§ **YOUR TASK**: Without including any images, reproduce each entry exactly.

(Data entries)
============

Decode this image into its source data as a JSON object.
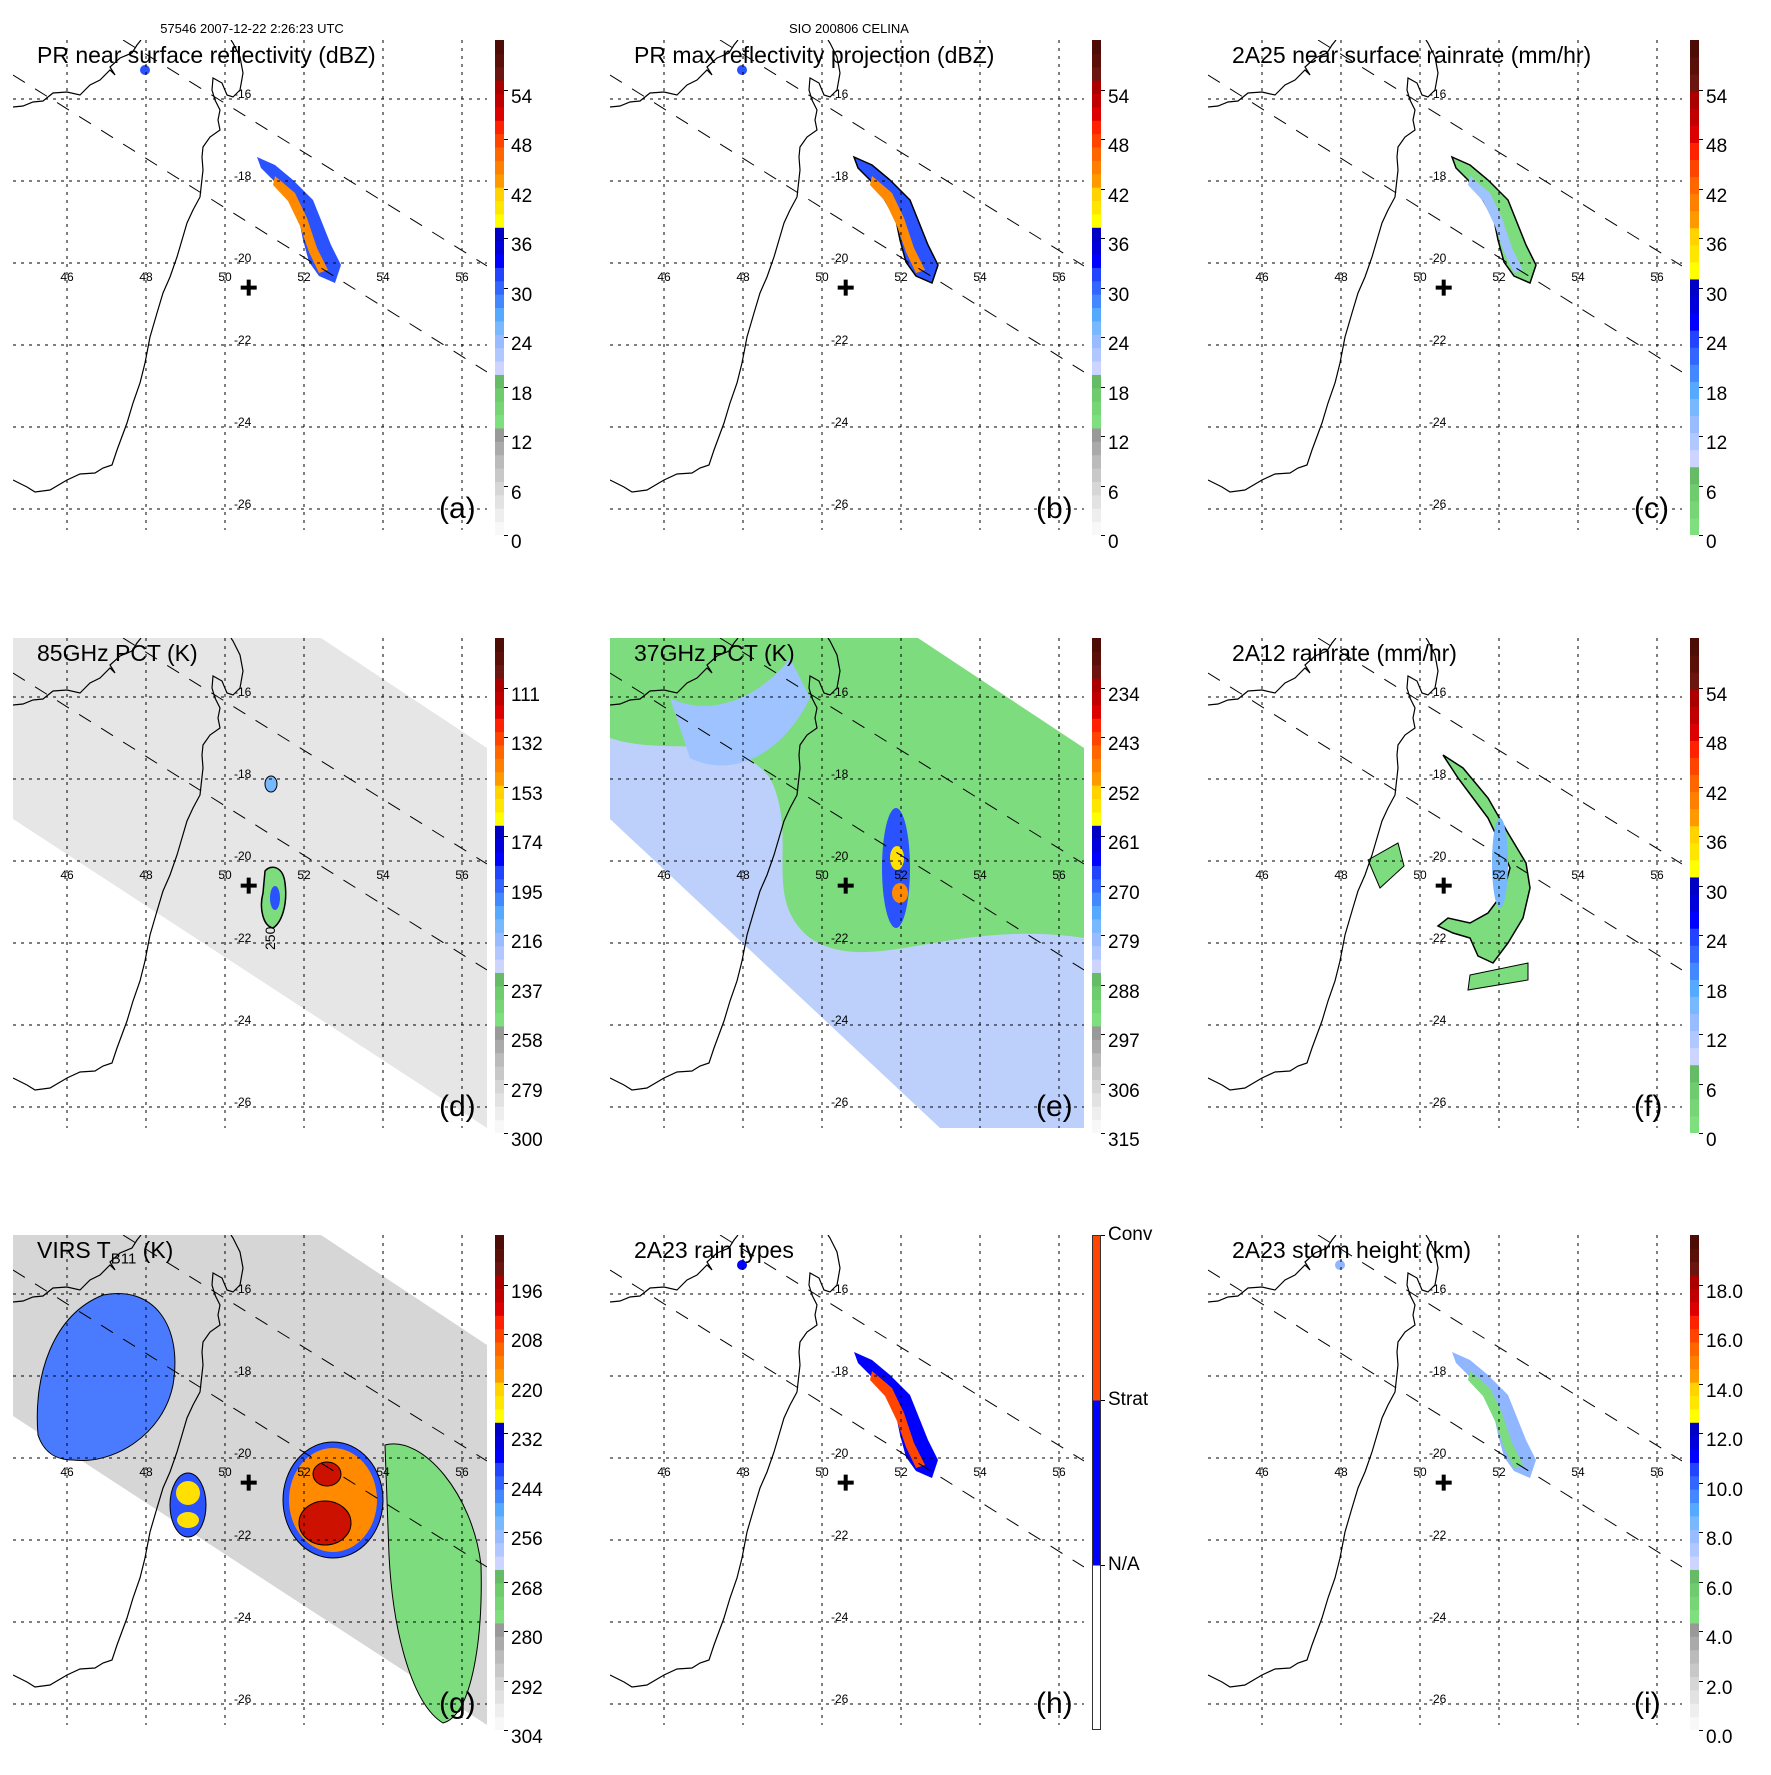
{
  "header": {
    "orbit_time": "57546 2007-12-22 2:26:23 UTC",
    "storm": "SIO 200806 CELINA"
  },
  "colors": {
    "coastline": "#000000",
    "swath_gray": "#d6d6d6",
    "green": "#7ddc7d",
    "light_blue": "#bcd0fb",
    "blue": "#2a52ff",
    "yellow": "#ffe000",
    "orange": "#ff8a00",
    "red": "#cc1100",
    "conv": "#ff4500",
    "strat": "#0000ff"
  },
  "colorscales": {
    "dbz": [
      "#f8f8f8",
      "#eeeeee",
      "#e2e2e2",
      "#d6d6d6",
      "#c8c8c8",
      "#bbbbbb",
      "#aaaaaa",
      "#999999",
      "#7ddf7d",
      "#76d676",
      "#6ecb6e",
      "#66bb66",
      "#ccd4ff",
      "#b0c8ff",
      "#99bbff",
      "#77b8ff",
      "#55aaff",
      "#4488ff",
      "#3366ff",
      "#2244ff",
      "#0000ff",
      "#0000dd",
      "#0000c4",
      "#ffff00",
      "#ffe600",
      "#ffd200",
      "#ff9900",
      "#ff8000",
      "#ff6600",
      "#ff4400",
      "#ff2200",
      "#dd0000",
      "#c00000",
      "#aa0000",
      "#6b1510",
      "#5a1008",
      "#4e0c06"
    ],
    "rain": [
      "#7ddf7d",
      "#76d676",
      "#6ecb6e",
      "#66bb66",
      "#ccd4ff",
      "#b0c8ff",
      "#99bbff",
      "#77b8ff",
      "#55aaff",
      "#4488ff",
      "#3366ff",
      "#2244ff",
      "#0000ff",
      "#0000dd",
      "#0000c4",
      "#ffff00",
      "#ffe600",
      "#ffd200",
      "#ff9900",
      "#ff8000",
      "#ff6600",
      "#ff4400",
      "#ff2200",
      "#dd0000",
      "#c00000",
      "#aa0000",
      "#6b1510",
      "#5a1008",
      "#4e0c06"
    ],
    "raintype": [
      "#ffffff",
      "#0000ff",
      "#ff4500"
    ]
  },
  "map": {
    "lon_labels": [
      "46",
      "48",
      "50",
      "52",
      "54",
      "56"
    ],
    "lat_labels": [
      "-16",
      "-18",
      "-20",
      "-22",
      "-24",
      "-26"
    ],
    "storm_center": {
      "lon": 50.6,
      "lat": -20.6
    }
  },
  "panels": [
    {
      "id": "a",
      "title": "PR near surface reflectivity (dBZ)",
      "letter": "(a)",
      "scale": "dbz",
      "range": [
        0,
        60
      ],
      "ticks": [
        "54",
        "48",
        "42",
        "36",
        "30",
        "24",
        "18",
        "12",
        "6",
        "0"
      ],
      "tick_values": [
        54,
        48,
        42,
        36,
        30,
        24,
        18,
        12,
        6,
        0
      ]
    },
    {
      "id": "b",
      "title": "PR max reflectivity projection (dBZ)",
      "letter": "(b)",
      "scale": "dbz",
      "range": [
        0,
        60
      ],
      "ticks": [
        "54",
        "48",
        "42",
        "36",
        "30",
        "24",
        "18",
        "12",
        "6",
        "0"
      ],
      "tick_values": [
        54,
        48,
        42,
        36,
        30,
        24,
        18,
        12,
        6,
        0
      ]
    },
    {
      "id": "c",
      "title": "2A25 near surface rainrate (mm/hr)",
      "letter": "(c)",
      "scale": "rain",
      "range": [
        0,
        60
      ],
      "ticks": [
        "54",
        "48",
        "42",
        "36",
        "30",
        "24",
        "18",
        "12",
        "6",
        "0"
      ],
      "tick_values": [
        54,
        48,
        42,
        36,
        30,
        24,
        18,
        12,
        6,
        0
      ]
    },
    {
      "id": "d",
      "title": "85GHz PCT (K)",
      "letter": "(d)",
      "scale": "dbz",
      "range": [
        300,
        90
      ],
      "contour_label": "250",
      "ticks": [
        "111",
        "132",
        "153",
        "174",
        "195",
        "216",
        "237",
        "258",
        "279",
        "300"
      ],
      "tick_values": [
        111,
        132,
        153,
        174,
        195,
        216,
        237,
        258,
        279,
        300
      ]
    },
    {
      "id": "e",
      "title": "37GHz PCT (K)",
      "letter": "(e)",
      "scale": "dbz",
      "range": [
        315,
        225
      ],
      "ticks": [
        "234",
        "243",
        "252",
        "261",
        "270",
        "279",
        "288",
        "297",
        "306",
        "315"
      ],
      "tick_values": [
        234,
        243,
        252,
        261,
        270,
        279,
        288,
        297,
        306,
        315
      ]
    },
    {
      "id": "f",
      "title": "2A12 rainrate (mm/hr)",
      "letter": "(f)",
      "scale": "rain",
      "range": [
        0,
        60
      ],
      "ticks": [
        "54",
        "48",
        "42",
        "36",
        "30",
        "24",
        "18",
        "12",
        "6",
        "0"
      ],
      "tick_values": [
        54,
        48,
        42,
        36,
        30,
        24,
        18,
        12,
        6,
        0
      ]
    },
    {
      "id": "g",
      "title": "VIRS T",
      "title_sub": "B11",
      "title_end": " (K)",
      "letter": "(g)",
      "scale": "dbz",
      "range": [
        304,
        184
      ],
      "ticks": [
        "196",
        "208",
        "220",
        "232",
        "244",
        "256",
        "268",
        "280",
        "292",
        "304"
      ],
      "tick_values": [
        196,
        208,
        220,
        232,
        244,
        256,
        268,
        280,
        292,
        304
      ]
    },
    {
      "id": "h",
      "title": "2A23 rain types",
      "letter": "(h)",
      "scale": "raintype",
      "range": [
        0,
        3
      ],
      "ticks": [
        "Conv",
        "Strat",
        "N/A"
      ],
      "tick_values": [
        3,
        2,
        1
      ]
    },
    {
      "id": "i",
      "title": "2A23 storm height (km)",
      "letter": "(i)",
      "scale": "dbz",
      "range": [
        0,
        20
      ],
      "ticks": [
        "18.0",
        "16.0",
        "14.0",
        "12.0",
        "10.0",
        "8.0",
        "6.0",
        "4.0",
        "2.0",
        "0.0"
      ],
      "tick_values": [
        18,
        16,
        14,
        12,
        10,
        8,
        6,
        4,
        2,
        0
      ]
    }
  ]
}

============

§ **TASK ANSWER**:
Decode this image into its source data as a JSON object.
{
  "header": {
    "orbit_time": "57546 2007-12-22 2:26:23 UTC",
    "storm": "SIO 200806 CELINA"
  },
  "colors": {
    "coastline": "#000000",
    "swath_gray": "#d6d6d6",
    "green": "#7ddc7d",
    "light_blue": "#bcd0fb",
    "blue": "#2a52ff",
    "yellow": "#ffe000",
    "orange": "#ff8a00",
    "red": "#cc1100",
    "conv": "#ff4500",
    "strat": "#0000ff"
  },
  "colorscales": {
    "dbz": [
      "#f8f8f8",
      "#eeeeee",
      "#e2e2e2",
      "#d6d6d6",
      "#c8c8c8",
      "#bbbbbb",
      "#aaaaaa",
      "#999999",
      "#7ddf7d",
      "#76d676",
      "#6ecb6e",
      "#66bb66",
      "#ccd4ff",
      "#b0c8ff",
      "#99bbff",
      "#77b8ff",
      "#55aaff",
      "#4488ff",
      "#3366ff",
      "#2244ff",
      "#0000ff",
      "#0000dd",
      "#0000c4",
      "#ffff00",
      "#ffe600",
      "#ffd200",
      "#ff9900",
      "#ff8000",
      "#ff6600",
      "#ff4400",
      "#ff2200",
      "#dd0000",
      "#c00000",
      "#aa0000",
      "#6b1510",
      "#5a1008",
      "#4e0c06"
    ],
    "rain": [
      "#7ddf7d",
      "#76d676",
      "#6ecb6e",
      "#66bb66",
      "#ccd4ff",
      "#b0c8ff",
      "#99bbff",
      "#77b8ff",
      "#55aaff",
      "#4488ff",
      "#3366ff",
      "#2244ff",
      "#0000ff",
      "#0000dd",
      "#0000c4",
      "#ffff00",
      "#ffe600",
      "#ffd200",
      "#ff9900",
      "#ff8000",
      "#ff6600",
      "#ff4400",
      "#ff2200",
      "#dd0000",
      "#c00000",
      "#aa0000",
      "#6b1510",
      "#5a1008",
      "#4e0c06"
    ],
    "raintype": [
      "#ffffff",
      "#0000ff",
      "#ff4500"
    ]
  },
  "map": {
    "lon_labels": [
      "46",
      "48",
      "50",
      "52",
      "54",
      "56"
    ],
    "lat_labels": [
      "-16",
      "-18",
      "-20",
      "-22",
      "-24",
      "-26"
    ],
    "storm_center": {
      "lon": 50.6,
      "lat": -20.6
    }
  },
  "panels": [
    {
      "id": "a",
      "title": "PR near surface reflectivity (dBZ)",
      "letter": "(a)",
      "scale": "dbz",
      "range": [
        0,
        60
      ],
      "ticks": [
        "54",
        "48",
        "42",
        "36",
        "30",
        "24",
        "18",
        "12",
        "6",
        "0"
      ],
      "tick_values": [
        54,
        48,
        42,
        36,
        30,
        24,
        18,
        12,
        6,
        0
      ]
    },
    {
      "id": "b",
      "title": "PR max reflectivity projection (dBZ)",
      "letter": "(b)",
      "scale": "dbz",
      "range": [
        0,
        60
      ],
      "ticks": [
        "54",
        "48",
        "42",
        "36",
        "30",
        "24",
        "18",
        "12",
        "6",
        "0"
      ],
      "tick_values": [
        54,
        48,
        42,
        36,
        30,
        24,
        18,
        12,
        6,
        0
      ]
    },
    {
      "id": "c",
      "title": "2A25 near surface rainrate (mm/hr)",
      "letter": "(c)",
      "scale": "rain",
      "range": [
        0,
        60
      ],
      "ticks": [
        "54",
        "48",
        "42",
        "36",
        "30",
        "24",
        "18",
        "12",
        "6",
        "0"
      ],
      "tick_values": [
        54,
        48,
        42,
        36,
        30,
        24,
        18,
        12,
        6,
        0
      ]
    },
    {
      "id": "d",
      "title": "85GHz PCT (K)",
      "letter": "(d)",
      "scale": "dbz",
      "range": [
        300,
        90
      ],
      "contour_label": "250",
      "ticks": [
        "111",
        "132",
        "153",
        "174",
        "195",
        "216",
        "237",
        "258",
        "279",
        "300"
      ],
      "tick_values": [
        111,
        132,
        153,
        174,
        195,
        216,
        237,
        258,
        279,
        300
      ]
    },
    {
      "id": "e",
      "title": "37GHz PCT (K)",
      "letter": "(e)",
      "scale": "dbz",
      "range": [
        315,
        225
      ],
      "ticks": [
        "234",
        "243",
        "252",
        "261",
        "270",
        "279",
        "288",
        "297",
        "306",
        "315"
      ],
      "tick_values": [
        234,
        243,
        252,
        261,
        270,
        279,
        288,
        297,
        306,
        315
      ]
    },
    {
      "id": "f",
      "title": "2A12 rainrate (mm/hr)",
      "letter": "(f)",
      "scale": "rain",
      "range": [
        0,
        60
      ],
      "ticks": [
        "54",
        "48",
        "42",
        "36",
        "30",
        "24",
        "18",
        "12",
        "6",
        "0"
      ],
      "tick_values": [
        54,
        48,
        42,
        36,
        30,
        24,
        18,
        12,
        6,
        0
      ]
    },
    {
      "id": "g",
      "title": "VIRS T",
      "title_sub": "B11",
      "title_end": " (K)",
      "letter": "(g)",
      "scale": "dbz",
      "range": [
        304,
        184
      ],
      "ticks": [
        "196",
        "208",
        "220",
        "232",
        "244",
        "256",
        "268",
        "280",
        "292",
        "304"
      ],
      "tick_values": [
        196,
        208,
        220,
        232,
        244,
        256,
        268,
        280,
        292,
        304
      ]
    },
    {
      "id": "h",
      "title": "2A23 rain types",
      "letter": "(h)",
      "scale": "raintype",
      "range": [
        0,
        3
      ],
      "ticks": [
        "Conv",
        "Strat",
        "N/A"
      ],
      "tick_values": [
        3,
        2,
        1
      ]
    },
    {
      "id": "i",
      "title": "2A23 storm height (km)",
      "letter": "(i)",
      "scale": "dbz",
      "range": [
        0,
        20
      ],
      "ticks": [
        "18.0",
        "16.0",
        "14.0",
        "12.0",
        "10.0",
        "8.0",
        "6.0",
        "4.0",
        "2.0",
        "0.0"
      ],
      "tick_values": [
        18,
        16,
        14,
        12,
        10,
        8,
        6,
        4,
        2,
        0
      ]
    }
  ]
}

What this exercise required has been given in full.